■ **DATASET EXTRACT**:
* Start *
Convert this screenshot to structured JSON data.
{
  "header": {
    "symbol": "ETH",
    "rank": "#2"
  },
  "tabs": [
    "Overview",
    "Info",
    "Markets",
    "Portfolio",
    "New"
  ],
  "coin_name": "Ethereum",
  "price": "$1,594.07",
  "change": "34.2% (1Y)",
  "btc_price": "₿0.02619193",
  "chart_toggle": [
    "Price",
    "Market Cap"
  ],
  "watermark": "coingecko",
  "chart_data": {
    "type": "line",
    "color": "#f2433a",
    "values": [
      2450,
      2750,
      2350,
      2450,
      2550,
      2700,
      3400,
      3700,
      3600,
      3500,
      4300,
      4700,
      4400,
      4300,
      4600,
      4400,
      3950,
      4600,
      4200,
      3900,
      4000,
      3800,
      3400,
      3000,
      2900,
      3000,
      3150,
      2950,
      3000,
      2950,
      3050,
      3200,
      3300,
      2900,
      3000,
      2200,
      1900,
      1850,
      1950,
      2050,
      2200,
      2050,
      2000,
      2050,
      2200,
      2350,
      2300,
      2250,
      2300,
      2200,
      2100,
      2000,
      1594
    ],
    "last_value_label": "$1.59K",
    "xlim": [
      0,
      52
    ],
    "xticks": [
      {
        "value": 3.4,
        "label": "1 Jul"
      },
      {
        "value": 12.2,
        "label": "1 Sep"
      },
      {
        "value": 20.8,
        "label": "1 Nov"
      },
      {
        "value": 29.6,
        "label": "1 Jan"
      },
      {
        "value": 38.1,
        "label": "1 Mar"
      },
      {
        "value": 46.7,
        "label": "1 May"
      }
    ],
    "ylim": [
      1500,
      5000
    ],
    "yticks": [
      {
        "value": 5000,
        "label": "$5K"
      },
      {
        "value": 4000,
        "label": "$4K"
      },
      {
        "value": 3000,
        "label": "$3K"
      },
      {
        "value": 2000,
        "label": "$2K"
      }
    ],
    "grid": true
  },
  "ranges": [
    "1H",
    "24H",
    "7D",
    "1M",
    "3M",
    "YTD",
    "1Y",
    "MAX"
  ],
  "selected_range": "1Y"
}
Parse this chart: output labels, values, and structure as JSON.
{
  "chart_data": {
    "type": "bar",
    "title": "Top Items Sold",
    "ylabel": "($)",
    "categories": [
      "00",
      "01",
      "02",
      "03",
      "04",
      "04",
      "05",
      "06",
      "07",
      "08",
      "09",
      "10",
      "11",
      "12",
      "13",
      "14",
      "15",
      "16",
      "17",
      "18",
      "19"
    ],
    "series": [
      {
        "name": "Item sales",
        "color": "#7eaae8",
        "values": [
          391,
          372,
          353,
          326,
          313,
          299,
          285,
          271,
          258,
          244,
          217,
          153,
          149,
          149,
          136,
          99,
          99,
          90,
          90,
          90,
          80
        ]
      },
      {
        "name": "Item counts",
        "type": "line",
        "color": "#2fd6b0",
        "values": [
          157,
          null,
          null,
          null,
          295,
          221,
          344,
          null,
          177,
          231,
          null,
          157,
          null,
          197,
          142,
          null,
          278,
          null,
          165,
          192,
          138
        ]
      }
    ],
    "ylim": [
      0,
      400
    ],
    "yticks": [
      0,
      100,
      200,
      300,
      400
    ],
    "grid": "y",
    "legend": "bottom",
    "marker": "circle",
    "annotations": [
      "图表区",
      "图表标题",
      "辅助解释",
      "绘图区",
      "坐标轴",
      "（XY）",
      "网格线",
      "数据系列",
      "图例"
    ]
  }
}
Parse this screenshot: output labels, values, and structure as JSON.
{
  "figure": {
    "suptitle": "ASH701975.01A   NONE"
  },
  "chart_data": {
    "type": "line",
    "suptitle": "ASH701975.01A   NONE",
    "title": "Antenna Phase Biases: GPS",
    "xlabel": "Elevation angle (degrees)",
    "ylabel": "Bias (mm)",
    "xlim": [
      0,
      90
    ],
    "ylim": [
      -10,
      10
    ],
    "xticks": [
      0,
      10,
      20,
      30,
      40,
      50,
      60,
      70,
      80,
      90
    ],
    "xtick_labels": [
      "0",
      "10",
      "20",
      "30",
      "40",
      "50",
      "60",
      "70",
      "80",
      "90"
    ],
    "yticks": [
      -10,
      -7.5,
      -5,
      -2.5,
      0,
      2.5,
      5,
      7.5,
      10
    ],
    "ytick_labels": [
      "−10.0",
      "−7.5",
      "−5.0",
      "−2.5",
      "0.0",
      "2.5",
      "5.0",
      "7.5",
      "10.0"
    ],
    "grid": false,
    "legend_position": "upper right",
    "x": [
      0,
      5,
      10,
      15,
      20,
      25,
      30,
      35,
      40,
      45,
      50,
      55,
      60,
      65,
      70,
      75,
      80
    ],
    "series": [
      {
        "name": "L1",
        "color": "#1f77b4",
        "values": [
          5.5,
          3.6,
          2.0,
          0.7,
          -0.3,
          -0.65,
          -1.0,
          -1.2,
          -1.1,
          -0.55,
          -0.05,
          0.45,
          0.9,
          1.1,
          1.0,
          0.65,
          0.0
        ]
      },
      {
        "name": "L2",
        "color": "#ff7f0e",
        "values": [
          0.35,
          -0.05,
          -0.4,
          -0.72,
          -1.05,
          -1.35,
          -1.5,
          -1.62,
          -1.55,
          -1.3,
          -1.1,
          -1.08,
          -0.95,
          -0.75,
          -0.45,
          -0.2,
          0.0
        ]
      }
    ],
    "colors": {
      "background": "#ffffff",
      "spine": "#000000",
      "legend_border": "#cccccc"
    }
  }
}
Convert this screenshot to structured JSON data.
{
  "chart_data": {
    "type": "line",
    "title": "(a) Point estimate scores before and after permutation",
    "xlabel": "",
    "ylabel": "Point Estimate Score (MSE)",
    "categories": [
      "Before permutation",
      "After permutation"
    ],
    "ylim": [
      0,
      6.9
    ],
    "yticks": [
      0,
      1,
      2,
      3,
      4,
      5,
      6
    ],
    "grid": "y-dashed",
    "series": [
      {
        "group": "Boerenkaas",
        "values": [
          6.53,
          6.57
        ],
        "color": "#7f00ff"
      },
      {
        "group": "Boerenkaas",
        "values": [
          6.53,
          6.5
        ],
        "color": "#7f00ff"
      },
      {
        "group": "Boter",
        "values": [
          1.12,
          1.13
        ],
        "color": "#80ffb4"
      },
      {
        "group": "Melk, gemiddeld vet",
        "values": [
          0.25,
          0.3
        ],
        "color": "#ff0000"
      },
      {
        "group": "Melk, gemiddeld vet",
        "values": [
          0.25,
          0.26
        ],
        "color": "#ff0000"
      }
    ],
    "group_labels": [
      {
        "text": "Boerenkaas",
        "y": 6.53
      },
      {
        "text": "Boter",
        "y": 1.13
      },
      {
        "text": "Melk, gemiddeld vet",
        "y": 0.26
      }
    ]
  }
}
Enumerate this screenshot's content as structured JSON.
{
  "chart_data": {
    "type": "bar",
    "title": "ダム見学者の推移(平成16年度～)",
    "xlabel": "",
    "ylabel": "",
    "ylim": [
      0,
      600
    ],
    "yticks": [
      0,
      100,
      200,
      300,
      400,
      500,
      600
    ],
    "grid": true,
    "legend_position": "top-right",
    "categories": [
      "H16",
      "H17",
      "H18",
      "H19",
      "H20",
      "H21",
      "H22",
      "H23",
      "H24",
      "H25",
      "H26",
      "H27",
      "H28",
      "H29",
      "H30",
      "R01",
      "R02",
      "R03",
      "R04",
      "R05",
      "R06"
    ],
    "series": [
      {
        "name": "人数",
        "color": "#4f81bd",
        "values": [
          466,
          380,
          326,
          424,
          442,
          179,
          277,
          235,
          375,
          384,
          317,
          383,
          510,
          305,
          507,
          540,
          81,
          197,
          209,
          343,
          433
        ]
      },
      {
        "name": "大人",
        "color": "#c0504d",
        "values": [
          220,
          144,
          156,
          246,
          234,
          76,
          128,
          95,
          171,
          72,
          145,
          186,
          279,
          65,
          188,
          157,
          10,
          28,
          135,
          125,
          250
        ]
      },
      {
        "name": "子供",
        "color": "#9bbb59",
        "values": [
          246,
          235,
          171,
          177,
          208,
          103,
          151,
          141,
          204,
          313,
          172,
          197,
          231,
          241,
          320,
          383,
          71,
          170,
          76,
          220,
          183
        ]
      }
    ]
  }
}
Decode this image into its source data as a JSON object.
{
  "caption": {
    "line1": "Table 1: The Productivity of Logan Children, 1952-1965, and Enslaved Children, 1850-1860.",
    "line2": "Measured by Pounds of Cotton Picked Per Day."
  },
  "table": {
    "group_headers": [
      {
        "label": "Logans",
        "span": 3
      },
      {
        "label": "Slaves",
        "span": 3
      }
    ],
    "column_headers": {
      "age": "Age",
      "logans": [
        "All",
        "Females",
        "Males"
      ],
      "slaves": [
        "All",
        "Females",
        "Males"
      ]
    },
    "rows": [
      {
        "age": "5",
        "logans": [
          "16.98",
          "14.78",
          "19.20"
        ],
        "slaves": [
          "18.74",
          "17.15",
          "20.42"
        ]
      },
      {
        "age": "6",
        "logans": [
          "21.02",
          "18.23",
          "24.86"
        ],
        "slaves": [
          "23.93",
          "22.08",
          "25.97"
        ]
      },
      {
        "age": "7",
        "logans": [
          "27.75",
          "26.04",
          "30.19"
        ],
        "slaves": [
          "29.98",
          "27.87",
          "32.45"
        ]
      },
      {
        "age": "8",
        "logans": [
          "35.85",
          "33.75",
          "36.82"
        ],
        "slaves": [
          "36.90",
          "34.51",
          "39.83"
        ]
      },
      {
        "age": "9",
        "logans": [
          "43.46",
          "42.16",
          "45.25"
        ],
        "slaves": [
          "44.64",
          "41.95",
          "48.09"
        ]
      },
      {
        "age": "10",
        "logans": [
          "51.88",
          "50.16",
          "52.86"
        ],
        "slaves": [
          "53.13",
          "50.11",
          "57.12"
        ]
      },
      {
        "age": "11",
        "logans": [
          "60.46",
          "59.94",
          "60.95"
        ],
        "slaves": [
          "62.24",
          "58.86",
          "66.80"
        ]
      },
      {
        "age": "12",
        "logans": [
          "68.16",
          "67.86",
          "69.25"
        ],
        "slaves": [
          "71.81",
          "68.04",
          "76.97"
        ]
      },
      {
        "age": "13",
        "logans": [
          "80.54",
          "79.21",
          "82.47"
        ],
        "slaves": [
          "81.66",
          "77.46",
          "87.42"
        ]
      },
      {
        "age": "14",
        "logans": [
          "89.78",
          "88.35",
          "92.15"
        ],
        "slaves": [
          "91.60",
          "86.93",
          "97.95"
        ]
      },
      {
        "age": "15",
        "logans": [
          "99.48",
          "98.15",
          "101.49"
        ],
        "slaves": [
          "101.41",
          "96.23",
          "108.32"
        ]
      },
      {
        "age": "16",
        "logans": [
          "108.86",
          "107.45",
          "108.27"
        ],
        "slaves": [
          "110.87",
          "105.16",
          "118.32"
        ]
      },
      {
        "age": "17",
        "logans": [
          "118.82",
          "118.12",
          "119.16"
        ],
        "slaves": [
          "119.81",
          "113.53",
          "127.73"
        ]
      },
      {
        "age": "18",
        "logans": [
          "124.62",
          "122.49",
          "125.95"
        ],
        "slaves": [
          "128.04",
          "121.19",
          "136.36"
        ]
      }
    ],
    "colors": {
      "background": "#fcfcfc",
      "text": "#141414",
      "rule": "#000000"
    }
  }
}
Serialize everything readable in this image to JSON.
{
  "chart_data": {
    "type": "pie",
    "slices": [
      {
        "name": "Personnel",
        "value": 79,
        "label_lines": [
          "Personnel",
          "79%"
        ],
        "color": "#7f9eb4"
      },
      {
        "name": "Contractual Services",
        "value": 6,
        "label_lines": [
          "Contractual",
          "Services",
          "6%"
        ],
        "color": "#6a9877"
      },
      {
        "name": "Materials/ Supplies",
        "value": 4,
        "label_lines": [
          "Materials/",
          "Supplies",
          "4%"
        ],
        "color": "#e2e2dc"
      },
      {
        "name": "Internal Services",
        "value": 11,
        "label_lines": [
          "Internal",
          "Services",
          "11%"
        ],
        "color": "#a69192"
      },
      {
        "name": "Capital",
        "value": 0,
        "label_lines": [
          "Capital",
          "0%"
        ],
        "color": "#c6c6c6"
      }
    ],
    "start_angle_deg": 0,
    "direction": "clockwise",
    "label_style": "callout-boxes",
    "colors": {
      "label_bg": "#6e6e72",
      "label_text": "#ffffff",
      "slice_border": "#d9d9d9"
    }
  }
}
* End *
■ **REQUIREMENTS**:
In the records above, locate the lines holding the word "Point". Copy each of them.

■ **CORRECT RESULT**:
    "title": "(a) Point estimate scores before and after permutation",
    "ylabel": "Point Estimate Score (MSE)",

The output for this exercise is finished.